→ Problem to work on: Each line in the entries below that holds the string "style" is to be listed.

"""

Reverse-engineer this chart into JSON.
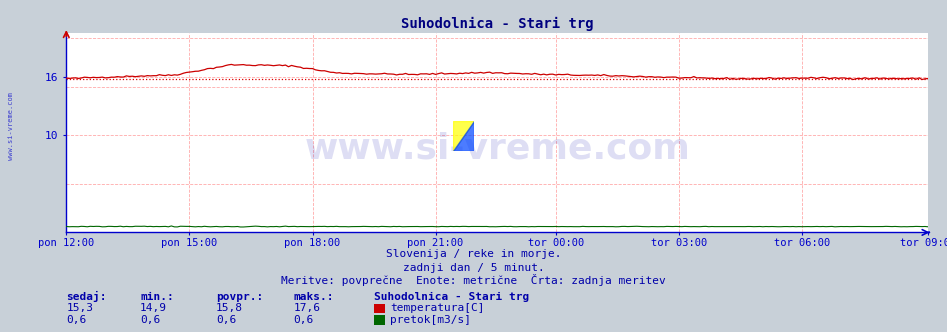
{
  "title": "Suhodolnica - Stari trg",
  "title_color": "#000080",
  "fig_bg_color": "#c8d0d8",
  "plot_bg_color": "#ffffff",
  "grid_color": "#ffaaaa",
  "axis_color": "#0000cc",
  "text_color": "#0000aa",
  "watermark_text": "www.si-vreme.com",
  "watermark_color": "#0000aa",
  "watermark_alpha": 0.13,
  "subtitle1": "Slovenija / reke in morje.",
  "subtitle2": "zadnji dan / 5 minut.",
  "subtitle3": "Meritve: povprečne  Enote: metrične  Črta: zadnja meritev",
  "xlabels": [
    "pon 12:00",
    "pon 15:00",
    "pon 18:00",
    "pon 21:00",
    "tor 00:00",
    "tor 03:00",
    "tor 06:00",
    "tor 09:00"
  ],
  "xtick_fracs": [
    0.0,
    0.143,
    0.286,
    0.429,
    0.571,
    0.714,
    0.857,
    1.0
  ],
  "ylim": [
    0,
    20.5
  ],
  "ytick_vals": [
    10,
    16
  ],
  "ytick_labels": [
    "10",
    "16"
  ],
  "temp_avg_line": 15.8,
  "temp_avg_color": "#dd0000",
  "flow_color": "#006600",
  "temp_color": "#cc0000",
  "legend_title": "Suhodolnica - Stari trg",
  "legend_temp": "temperatura[C]",
  "legend_flow": "pretok[m3/s]",
  "table_headers": [
    "sedaj:",
    "min.:",
    "povpr.:",
    "maks.:"
  ],
  "table_temp": [
    "15,3",
    "14,9",
    "15,8",
    "17,6"
  ],
  "table_flow": [
    "0,6",
    "0,6",
    "0,6",
    "0,6"
  ],
  "n_points": 288,
  "left_label": "www.si-vreme.com"
}
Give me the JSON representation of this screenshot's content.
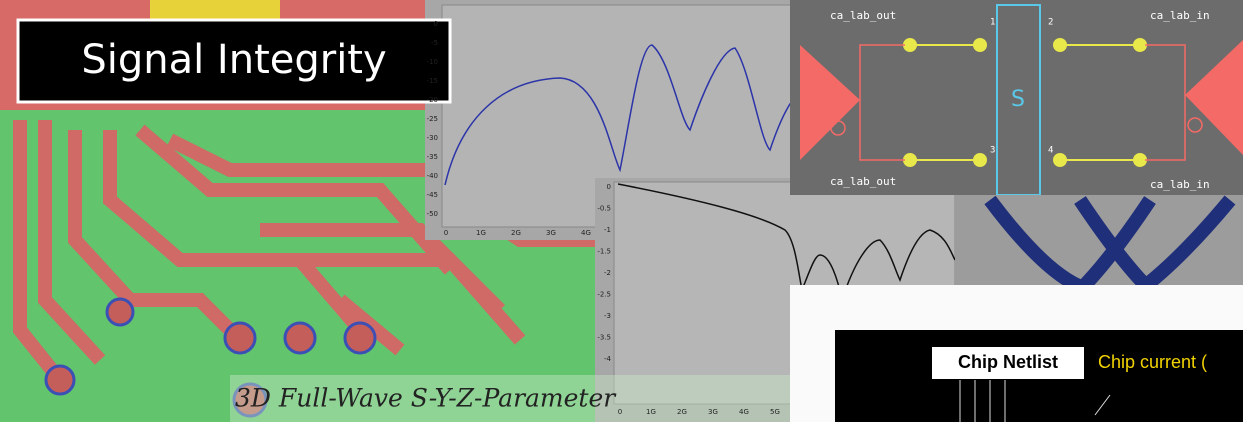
{
  "title": "Signal Integrity",
  "caption": "3D Full-Wave S-Y-Z-Parameter",
  "plot1": {
    "yticks": [
      "0",
      "-5",
      "-10",
      "-15",
      "-20",
      "-25",
      "-30",
      "-35",
      "-40",
      "-45",
      "-50"
    ],
    "xticks": [
      "0",
      "1G",
      "2G",
      "3G",
      "4G"
    ]
  },
  "plot2": {
    "yticks": [
      "0",
      "-0.5",
      "-1",
      "-1.5",
      "-2",
      "-2.5",
      "-3",
      "-3.5",
      "-4"
    ],
    "xticks": [
      "0",
      "1G",
      "2G",
      "3G",
      "4G",
      "5G"
    ]
  },
  "schematic": {
    "left_top": "ca_lab_out",
    "left_bottom": "ca_lab_out",
    "right_top": "ca_lab_in",
    "right_bottom": "ca_lab_in",
    "block": "S",
    "pins": [
      "1",
      "2",
      "3",
      "4"
    ]
  },
  "netlist": {
    "label": "Chip Netlist",
    "current": "Chip current ("
  }
}
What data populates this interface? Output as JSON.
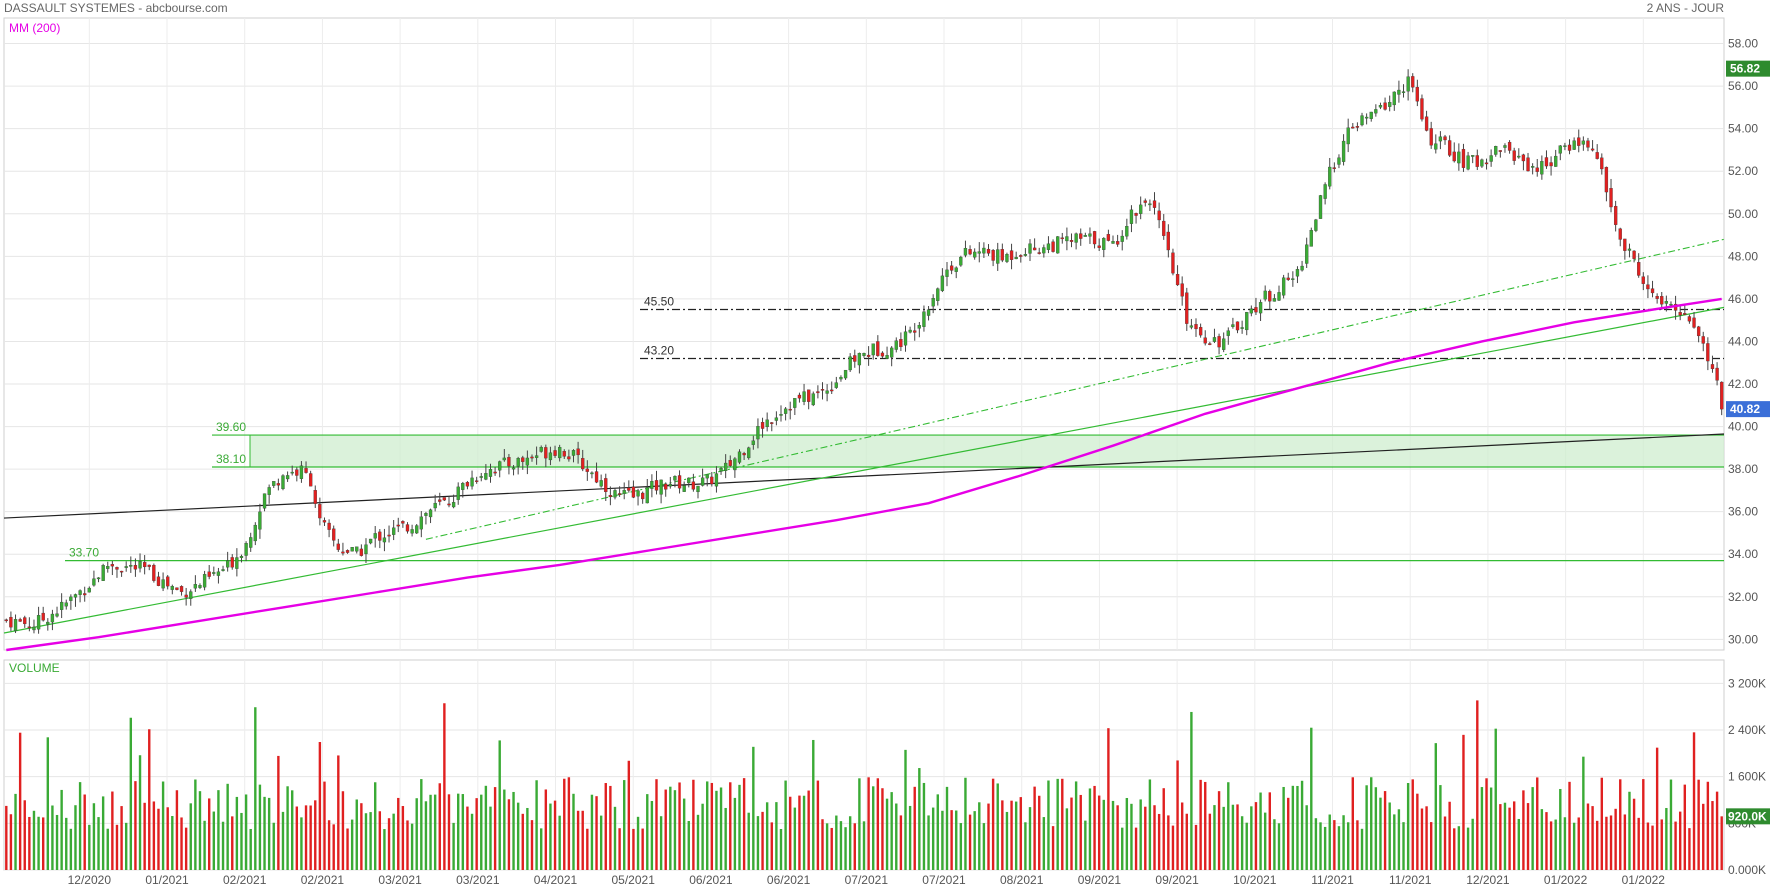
{
  "header": {
    "title": "DASSAULT SYSTEMES - abcbourse.com",
    "period": "2 ANS - JOUR"
  },
  "legend": {
    "ma": "MM (200)",
    "volume": "VOLUME"
  },
  "colors": {
    "up": "#3aaa35",
    "down": "#e02020",
    "ma": "#e600e6",
    "support": "#33bb33",
    "trend": "#222222",
    "dash": "#222222",
    "high_badge": "#2e8b2e",
    "last_badge": "#3b6fd8"
  },
  "chart_data": {
    "type": "candlestick",
    "price_axis": {
      "ylim": [
        29.5,
        59.2
      ],
      "ticks": [
        "58.00",
        "56.00",
        "54.00",
        "52.00",
        "50.00",
        "48.00",
        "46.00",
        "44.00",
        "42.00",
        "40.00",
        "38.00",
        "36.00",
        "34.00",
        "32.00",
        "30.00"
      ]
    },
    "volume_axis": {
      "ylim": [
        0,
        3600000
      ],
      "ticks": [
        "3 200K",
        "2 400K",
        "1 600K",
        "800K",
        "0.000K"
      ]
    },
    "x_labels": [
      "12/2020",
      "01/2021",
      "02/2021",
      "02/2021",
      "03/2021",
      "03/2021",
      "04/2021",
      "05/2021",
      "06/2021",
      "06/2021",
      "07/2021",
      "07/2021",
      "08/2021",
      "09/2021",
      "09/2021",
      "10/2021",
      "11/2021",
      "11/2021",
      "12/2021",
      "01/2022",
      "01/2022"
    ],
    "badges": {
      "high": "56.82",
      "last": "40.82",
      "last_volume": "920.0K"
    },
    "levels": [
      {
        "label": "45.50",
        "value": 45.5,
        "style": "dashdot"
      },
      {
        "label": "43.20",
        "value": 43.2,
        "style": "dashdot"
      },
      {
        "label": "39.60",
        "value": 39.6,
        "style": "zone-top"
      },
      {
        "label": "38.10",
        "value": 38.1,
        "style": "zone-bottom"
      },
      {
        "label": "33.70",
        "value": 33.7,
        "style": "support"
      }
    ],
    "price_path": [
      [
        0,
        30.9
      ],
      [
        6,
        30.7
      ],
      [
        12,
        31.5
      ],
      [
        18,
        32.6
      ],
      [
        22,
        33.5
      ],
      [
        26,
        33.4
      ],
      [
        30,
        33.3
      ],
      [
        34,
        32.7
      ],
      [
        38,
        32.2
      ],
      [
        42,
        32.6
      ],
      [
        48,
        33.4
      ],
      [
        52,
        34.5
      ],
      [
        56,
        36.8
      ],
      [
        60,
        37.8
      ],
      [
        64,
        37.9
      ],
      [
        66,
        37.5
      ],
      [
        68,
        35.5
      ],
      [
        72,
        34.3
      ],
      [
        76,
        34.0
      ],
      [
        80,
        34.8
      ],
      [
        84,
        35.1
      ],
      [
        88,
        35.4
      ],
      [
        92,
        36.1
      ],
      [
        96,
        36.5
      ],
      [
        100,
        37.4
      ],
      [
        104,
        38.0
      ],
      [
        108,
        38.2
      ],
      [
        112,
        38.4
      ],
      [
        116,
        38.8
      ],
      [
        120,
        39.0
      ],
      [
        124,
        38.4
      ],
      [
        128,
        37.6
      ],
      [
        132,
        36.8
      ],
      [
        136,
        36.7
      ],
      [
        140,
        37.1
      ],
      [
        144,
        37.4
      ],
      [
        148,
        37.3
      ],
      [
        152,
        37.4
      ],
      [
        156,
        38.0
      ],
      [
        160,
        39.0
      ],
      [
        164,
        40.1
      ],
      [
        168,
        40.8
      ],
      [
        172,
        41.3
      ],
      [
        176,
        41.5
      ],
      [
        180,
        42.2
      ],
      [
        184,
        43.2
      ],
      [
        188,
        43.6
      ],
      [
        192,
        43.7
      ],
      [
        196,
        44.4
      ],
      [
        200,
        45.8
      ],
      [
        204,
        47.4
      ],
      [
        208,
        48.1
      ],
      [
        212,
        48.2
      ],
      [
        216,
        47.9
      ],
      [
        220,
        48.3
      ],
      [
        224,
        48.4
      ],
      [
        228,
        48.6
      ],
      [
        232,
        48.8
      ],
      [
        236,
        48.8
      ],
      [
        240,
        48.5
      ],
      [
        244,
        50.0
      ],
      [
        248,
        50.8
      ],
      [
        252,
        48.0
      ],
      [
        256,
        45.1
      ],
      [
        260,
        44.2
      ],
      [
        264,
        44.0
      ],
      [
        268,
        45.0
      ],
      [
        272,
        45.9
      ],
      [
        276,
        46.5
      ],
      [
        280,
        47.2
      ],
      [
        284,
        49.9
      ],
      [
        288,
        52.5
      ],
      [
        292,
        54.1
      ],
      [
        296,
        54.6
      ],
      [
        300,
        55.3
      ],
      [
        304,
        56.3
      ],
      [
        306,
        55.2
      ],
      [
        308,
        53.6
      ],
      [
        312,
        53.2
      ],
      [
        316,
        52.4
      ],
      [
        320,
        52.5
      ],
      [
        324,
        53.2
      ],
      [
        328,
        52.6
      ],
      [
        332,
        52.1
      ],
      [
        336,
        52.7
      ],
      [
        340,
        53.4
      ],
      [
        344,
        53.2
      ],
      [
        346,
        51.8
      ],
      [
        348,
        50.3
      ],
      [
        350,
        48.7
      ],
      [
        354,
        47.4
      ],
      [
        356,
        46.3
      ],
      [
        360,
        45.6
      ],
      [
        364,
        45.4
      ],
      [
        367,
        44.4
      ],
      [
        370,
        42.5
      ],
      [
        372,
        42.3
      ]
    ],
    "ma200_path": [
      [
        0,
        29.5
      ],
      [
        20,
        30.1
      ],
      [
        40,
        30.8
      ],
      [
        60,
        31.5
      ],
      [
        80,
        32.2
      ],
      [
        100,
        32.9
      ],
      [
        120,
        33.5
      ],
      [
        140,
        34.2
      ],
      [
        160,
        34.9
      ],
      [
        180,
        35.6
      ],
      [
        200,
        36.4
      ],
      [
        220,
        37.7
      ],
      [
        240,
        39.1
      ],
      [
        260,
        40.6
      ],
      [
        280,
        41.8
      ],
      [
        300,
        43.0
      ],
      [
        320,
        44.0
      ],
      [
        340,
        44.9
      ],
      [
        360,
        45.6
      ],
      [
        372,
        46.0
      ]
    ]
  }
}
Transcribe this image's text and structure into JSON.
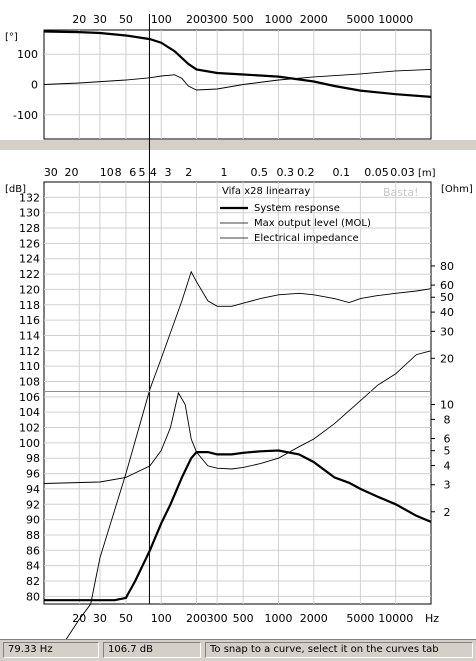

"""

→ Task response:
        "style": "dashdot"
        "style": "dashdot"
        "style": "zone-top"
        "style": "zone-bottom"
        "style": "support"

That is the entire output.